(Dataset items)
## BEGIN
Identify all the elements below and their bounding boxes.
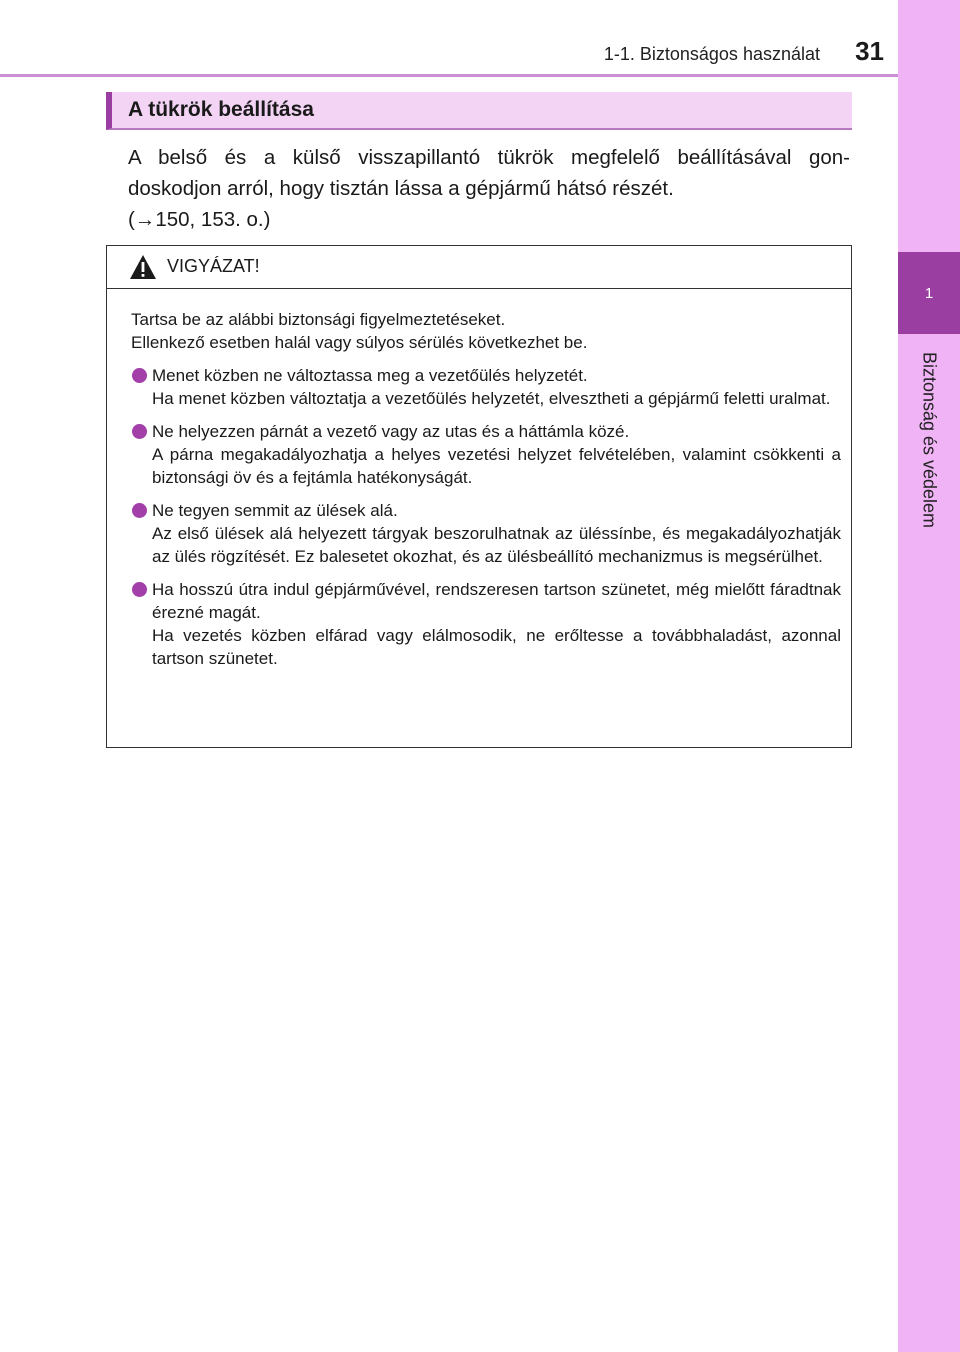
warning-header <box>107 246 851 289</box>
bullet-dot-icon <box>132 368 147 383</box>
warning-body <box>131 308 841 680</box>
bullet-body: Ha vezetés közben elfárad vagy elálmosodik, ne erőltesse a továbbhaladást, azonnal tartson szünetet. <box>152 626 841 668</box>
sidebar-band <box>898 0 960 1352</box>
bullet-body: A párna megakadályozhatja a helyes vezetési helyzet felvételében, valamint csökkenti a biztonsági öv és a fejtámla hatékonyságát. <box>152 445 841 487</box>
bullet-head: Ha hosszú útra indul gépjárművével, rendszeresen tartson szünetet, még mielőtt fáradtnak érezné magát. <box>152 580 841 622</box>
bullet-head: Ne tegyen semmit az ülések alá. <box>152 501 398 520</box>
intro-line: doskodjon arról, hogy tisztán lássa a gépjármű hátsó részét. <box>128 177 674 200</box>
intro-line: A belső és a külső visszapillantó tükrök megfelelő beállításával gon- <box>128 146 850 169</box>
bullet-head: Menet közben ne változtassa meg a vezetőülés helyzetét. <box>152 366 588 385</box>
bullet-head: Ne helyezzen párnát a vezető vagy az utas és a háttámla közé. <box>152 422 630 441</box>
header-divider <box>0 74 898 77</box>
intro-reference: (→150, 153. o.) <box>128 208 271 231</box>
bullet-dot-icon <box>132 503 147 518</box>
bullet-dot-icon <box>132 582 147 597</box>
warning-box <box>106 245 852 748</box>
section-header: 1-1. Biztonságos használat <box>603 44 820 64</box>
page-number: 31 <box>855 36 884 66</box>
bullet-body: Ha menet közben változtatja a vezetőülés helyzetét, elvesztheti a gépjármű feletti uralmat. <box>152 389 831 408</box>
warning-label: VIGYÁZAT! <box>167 256 260 276</box>
bullet-dot-icon <box>132 424 147 439</box>
chapter-number: 1 <box>924 284 934 302</box>
bullet-body: Az első ülések alá helyezett tárgyak beszorulhatnak az üléssínbe, és megakadályozhatják az ülés rögzítését. Ez balesetet okozhat, és az ülésbeállító mechanizmus is megsérülhet. <box>152 524 841 566</box>
chapter-title: Biztonság és védelem <box>919 351 940 529</box>
intro-paragraph <box>128 142 850 235</box>
warning-bullet <box>131 578 841 670</box>
chapter-number-box <box>898 252 960 334</box>
warning-intro-line: Ellenkező esetben halál vagy súlyos sérülés következhet be. <box>131 333 588 352</box>
section-title-bar <box>106 92 852 130</box>
warning-bullet <box>131 420 841 489</box>
section-title: A tükrök beállítása <box>128 98 314 121</box>
warning-bullet <box>131 364 841 410</box>
warning-triangle-icon <box>129 254 157 280</box>
warning-intro-line: Tartsa be az alábbi biztonsági figyelmeztetéseket. <box>131 310 506 329</box>
warning-bullet <box>131 499 841 568</box>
## END
■ **The problem**: Copy every entry above word for word, omitting the pictures.

■ **The result**:
Identify all the elements below and their bounding boxes.
warning-header <box>107 246 851 289</box>
bullet-dot-icon <box>132 368 147 383</box>
warning-body <box>131 308 841 680</box>
bullet-body: Ha vezetés közben elfárad vagy elálmosodik, ne erőltesse a továbbhaladást, azonnal tartson szünetet. <box>152 626 841 668</box>
sidebar-band <box>898 0 960 1352</box>
bullet-body: A párna megakadályozhatja a helyes vezetési helyzet felvételében, valamint csökkenti a biztonsági öv és a fejtámla hatékonyságát. <box>152 445 841 487</box>
bullet-head: Ha hosszú útra indul gépjárművével, rendszeresen tartson szünetet, még mielőtt fáradtnak érezné magát. <box>152 580 841 622</box>
bullet-head: Ne tegyen semmit az ülések alá. <box>152 501 398 520</box>
intro-line: doskodjon arról, hogy tisztán lássa a gépjármű hátsó részét. <box>128 177 674 200</box>
intro-line: A belső és a külső visszapillantó tükrök megfelelő beállításával gon- <box>128 146 850 169</box>
bullet-head: Menet közben ne változtassa meg a vezetőülés helyzetét. <box>152 366 588 385</box>
bullet-head: Ne helyezzen párnát a vezető vagy az utas és a háttámla közé. <box>152 422 630 441</box>
header-divider <box>0 74 898 77</box>
intro-reference: (→150, 153. o.) <box>128 208 271 231</box>
bullet-dot-icon <box>132 503 147 518</box>
bullet-dot-icon <box>132 582 147 597</box>
warning-box <box>106 245 852 748</box>
section-header: 1-1. Biztonságos használat <box>603 44 820 64</box>
page-number: 31 <box>855 36 884 66</box>
bullet-body: Ha menet közben változtatja a vezetőülés helyzetét, elvesztheti a gépjármű feletti uralmat. <box>152 389 831 408</box>
warning-label: VIGYÁZAT! <box>167 256 260 276</box>
bullet-dot-icon <box>132 424 147 439</box>
chapter-number: 1 <box>924 284 934 302</box>
bullet-body: Az első ülések alá helyezett tárgyak beszorulhatnak az üléssínbe, és megakadályozhatják az ülés rögzítését. Ez balesetet okozhat, és az ülésbeállító mechanizmus is megsérülhet. <box>152 524 841 566</box>
chapter-title: Biztonság és védelem <box>919 351 940 529</box>
intro-paragraph <box>128 142 850 235</box>
warning-bullet <box>131 578 841 670</box>
chapter-number-box <box>898 252 960 334</box>
warning-intro-line: Ellenkező esetben halál vagy súlyos sérülés következhet be. <box>131 333 588 352</box>
section-title-bar <box>106 92 852 130</box>
warning-bullet <box>131 420 841 489</box>
section-title: A tükrök beállítása <box>128 98 314 121</box>
warning-bullet <box>131 364 841 410</box>
warning-triangle-icon <box>129 254 157 280</box>
warning-intro-line: Tartsa be az alábbi biztonsági figyelmeztetéseket. <box>131 310 506 329</box>
warning-bullet <box>131 499 841 568</box>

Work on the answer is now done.